Task objective. Return only the number of lines in the entries below that hold the word "from".

Task input.

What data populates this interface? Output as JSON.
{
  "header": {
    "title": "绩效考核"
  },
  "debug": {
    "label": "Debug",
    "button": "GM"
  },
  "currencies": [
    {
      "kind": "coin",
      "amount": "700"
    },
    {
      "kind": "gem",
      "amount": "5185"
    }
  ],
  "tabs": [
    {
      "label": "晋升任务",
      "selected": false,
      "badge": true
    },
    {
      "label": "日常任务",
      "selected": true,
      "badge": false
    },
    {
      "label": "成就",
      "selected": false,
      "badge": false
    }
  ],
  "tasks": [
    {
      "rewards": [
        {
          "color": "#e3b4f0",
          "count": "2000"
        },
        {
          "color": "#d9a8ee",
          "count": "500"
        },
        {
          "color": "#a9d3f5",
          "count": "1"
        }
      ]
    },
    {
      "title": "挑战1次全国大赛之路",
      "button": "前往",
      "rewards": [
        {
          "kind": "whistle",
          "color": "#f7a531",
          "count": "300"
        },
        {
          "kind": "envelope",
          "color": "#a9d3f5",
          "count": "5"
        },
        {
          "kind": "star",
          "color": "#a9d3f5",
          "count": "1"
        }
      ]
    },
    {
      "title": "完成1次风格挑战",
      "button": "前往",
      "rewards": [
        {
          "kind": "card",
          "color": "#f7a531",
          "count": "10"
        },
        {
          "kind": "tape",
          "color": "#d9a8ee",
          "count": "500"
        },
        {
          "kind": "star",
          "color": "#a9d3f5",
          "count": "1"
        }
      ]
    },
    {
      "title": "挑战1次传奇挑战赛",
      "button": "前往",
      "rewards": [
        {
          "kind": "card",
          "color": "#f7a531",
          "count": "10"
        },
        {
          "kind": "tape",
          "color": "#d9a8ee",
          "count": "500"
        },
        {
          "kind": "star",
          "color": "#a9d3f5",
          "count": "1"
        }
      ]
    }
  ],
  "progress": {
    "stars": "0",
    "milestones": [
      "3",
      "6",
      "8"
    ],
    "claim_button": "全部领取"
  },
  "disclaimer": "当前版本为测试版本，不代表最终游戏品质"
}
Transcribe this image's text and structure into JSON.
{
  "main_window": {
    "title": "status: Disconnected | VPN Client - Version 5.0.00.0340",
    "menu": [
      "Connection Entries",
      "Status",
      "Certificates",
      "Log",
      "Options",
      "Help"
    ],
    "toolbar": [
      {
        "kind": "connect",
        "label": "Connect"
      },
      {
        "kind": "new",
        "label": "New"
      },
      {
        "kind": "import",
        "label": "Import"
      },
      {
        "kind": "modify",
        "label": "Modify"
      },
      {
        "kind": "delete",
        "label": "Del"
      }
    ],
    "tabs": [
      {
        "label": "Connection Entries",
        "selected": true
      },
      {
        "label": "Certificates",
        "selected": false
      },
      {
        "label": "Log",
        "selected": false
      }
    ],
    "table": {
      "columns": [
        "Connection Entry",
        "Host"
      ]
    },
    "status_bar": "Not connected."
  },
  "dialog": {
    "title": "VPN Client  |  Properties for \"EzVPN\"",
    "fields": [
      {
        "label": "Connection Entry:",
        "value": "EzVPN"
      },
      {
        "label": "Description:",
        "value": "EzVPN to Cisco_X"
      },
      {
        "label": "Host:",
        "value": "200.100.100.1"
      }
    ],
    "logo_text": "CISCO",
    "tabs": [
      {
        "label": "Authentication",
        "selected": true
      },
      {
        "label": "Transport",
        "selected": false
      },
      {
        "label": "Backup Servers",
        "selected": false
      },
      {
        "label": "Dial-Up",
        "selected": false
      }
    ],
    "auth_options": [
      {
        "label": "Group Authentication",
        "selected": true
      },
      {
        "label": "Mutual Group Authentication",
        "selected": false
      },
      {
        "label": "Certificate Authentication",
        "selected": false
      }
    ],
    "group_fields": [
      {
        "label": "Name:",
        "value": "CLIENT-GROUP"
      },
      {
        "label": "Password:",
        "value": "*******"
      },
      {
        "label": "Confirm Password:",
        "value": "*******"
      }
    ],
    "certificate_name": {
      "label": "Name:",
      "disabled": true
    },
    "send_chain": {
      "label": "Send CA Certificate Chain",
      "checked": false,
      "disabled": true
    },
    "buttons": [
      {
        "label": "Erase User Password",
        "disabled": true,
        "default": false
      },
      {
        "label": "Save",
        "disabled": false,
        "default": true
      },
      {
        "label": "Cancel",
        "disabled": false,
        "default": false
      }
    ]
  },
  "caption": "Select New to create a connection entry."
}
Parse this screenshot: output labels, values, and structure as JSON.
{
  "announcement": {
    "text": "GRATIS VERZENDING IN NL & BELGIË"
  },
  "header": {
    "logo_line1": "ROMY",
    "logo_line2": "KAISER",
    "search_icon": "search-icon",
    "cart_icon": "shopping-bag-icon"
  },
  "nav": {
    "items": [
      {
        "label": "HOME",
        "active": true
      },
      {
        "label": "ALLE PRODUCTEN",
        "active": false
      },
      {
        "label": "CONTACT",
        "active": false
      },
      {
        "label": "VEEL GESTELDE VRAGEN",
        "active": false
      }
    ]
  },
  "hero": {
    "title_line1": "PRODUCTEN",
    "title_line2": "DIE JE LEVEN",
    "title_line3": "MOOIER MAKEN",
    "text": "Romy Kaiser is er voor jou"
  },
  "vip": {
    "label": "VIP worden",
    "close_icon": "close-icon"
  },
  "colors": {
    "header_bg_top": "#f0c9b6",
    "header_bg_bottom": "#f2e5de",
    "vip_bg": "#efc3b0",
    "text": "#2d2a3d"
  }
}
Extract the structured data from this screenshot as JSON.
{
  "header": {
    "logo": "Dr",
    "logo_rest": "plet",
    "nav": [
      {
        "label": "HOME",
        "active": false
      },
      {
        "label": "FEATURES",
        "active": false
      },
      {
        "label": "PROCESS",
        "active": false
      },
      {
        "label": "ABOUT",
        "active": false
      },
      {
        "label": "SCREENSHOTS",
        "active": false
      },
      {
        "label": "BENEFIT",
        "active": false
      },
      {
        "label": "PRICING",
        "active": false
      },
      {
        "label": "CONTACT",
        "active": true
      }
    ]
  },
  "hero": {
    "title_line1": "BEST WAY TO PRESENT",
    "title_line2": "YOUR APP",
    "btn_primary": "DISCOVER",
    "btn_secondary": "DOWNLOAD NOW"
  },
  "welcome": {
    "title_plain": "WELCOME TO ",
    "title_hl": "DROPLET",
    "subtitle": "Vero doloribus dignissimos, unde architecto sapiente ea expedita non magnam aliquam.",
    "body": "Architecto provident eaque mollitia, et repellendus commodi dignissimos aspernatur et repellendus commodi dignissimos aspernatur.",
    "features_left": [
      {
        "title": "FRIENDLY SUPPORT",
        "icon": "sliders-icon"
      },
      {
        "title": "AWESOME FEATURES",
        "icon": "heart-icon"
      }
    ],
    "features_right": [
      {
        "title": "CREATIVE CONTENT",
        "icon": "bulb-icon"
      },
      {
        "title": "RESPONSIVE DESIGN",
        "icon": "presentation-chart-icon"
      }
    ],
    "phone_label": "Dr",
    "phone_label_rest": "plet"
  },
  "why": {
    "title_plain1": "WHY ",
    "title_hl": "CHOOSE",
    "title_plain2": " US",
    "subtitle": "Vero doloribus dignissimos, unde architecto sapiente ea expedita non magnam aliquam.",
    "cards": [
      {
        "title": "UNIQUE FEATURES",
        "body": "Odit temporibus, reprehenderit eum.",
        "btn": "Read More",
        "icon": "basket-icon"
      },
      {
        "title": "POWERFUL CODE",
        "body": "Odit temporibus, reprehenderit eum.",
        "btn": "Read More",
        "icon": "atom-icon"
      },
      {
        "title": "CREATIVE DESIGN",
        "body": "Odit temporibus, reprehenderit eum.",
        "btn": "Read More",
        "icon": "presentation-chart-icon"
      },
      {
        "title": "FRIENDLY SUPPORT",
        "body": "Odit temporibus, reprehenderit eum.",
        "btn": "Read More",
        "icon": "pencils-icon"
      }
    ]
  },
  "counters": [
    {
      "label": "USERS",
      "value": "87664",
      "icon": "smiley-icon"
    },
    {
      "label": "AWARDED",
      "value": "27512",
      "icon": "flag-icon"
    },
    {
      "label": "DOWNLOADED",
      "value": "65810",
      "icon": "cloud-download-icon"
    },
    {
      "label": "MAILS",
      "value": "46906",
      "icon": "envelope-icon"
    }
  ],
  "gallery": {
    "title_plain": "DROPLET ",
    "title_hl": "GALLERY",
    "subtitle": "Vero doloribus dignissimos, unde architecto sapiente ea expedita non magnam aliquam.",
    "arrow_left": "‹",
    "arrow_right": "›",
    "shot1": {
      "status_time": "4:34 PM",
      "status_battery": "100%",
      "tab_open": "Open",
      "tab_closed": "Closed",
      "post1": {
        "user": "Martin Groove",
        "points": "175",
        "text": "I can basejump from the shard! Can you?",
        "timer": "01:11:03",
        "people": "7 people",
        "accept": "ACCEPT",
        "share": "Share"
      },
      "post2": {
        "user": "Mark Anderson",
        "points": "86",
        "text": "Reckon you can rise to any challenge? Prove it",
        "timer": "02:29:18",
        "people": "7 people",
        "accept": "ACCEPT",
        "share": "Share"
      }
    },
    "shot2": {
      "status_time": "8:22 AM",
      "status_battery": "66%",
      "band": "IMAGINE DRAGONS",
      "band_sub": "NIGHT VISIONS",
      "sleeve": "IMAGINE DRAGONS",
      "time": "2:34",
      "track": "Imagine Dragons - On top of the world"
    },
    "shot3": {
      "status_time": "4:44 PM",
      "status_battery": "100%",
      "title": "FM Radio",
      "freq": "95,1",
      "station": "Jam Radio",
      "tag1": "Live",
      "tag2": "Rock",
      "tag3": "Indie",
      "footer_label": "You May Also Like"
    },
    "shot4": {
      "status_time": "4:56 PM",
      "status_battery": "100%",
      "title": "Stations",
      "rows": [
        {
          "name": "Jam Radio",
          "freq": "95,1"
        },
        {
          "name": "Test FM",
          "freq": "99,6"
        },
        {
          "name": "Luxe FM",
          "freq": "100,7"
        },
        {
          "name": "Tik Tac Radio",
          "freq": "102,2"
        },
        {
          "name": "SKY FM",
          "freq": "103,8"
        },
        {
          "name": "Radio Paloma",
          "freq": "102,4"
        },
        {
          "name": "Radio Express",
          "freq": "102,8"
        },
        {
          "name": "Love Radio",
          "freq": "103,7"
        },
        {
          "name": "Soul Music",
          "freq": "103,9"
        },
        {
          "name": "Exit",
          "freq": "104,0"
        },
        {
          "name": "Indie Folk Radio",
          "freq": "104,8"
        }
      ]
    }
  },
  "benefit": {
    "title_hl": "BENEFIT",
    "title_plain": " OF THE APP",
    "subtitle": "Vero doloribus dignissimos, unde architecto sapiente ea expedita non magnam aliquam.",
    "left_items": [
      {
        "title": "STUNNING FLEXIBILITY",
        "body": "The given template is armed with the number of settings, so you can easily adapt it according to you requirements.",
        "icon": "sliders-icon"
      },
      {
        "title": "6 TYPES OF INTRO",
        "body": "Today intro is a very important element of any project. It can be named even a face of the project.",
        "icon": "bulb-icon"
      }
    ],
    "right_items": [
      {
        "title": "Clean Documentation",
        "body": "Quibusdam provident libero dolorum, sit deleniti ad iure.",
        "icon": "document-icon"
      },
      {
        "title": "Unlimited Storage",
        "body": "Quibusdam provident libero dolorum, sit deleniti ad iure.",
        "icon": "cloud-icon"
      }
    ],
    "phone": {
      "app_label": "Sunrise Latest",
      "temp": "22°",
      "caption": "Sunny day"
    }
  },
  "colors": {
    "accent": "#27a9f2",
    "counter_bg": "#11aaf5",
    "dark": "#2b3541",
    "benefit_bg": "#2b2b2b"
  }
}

Answer. 2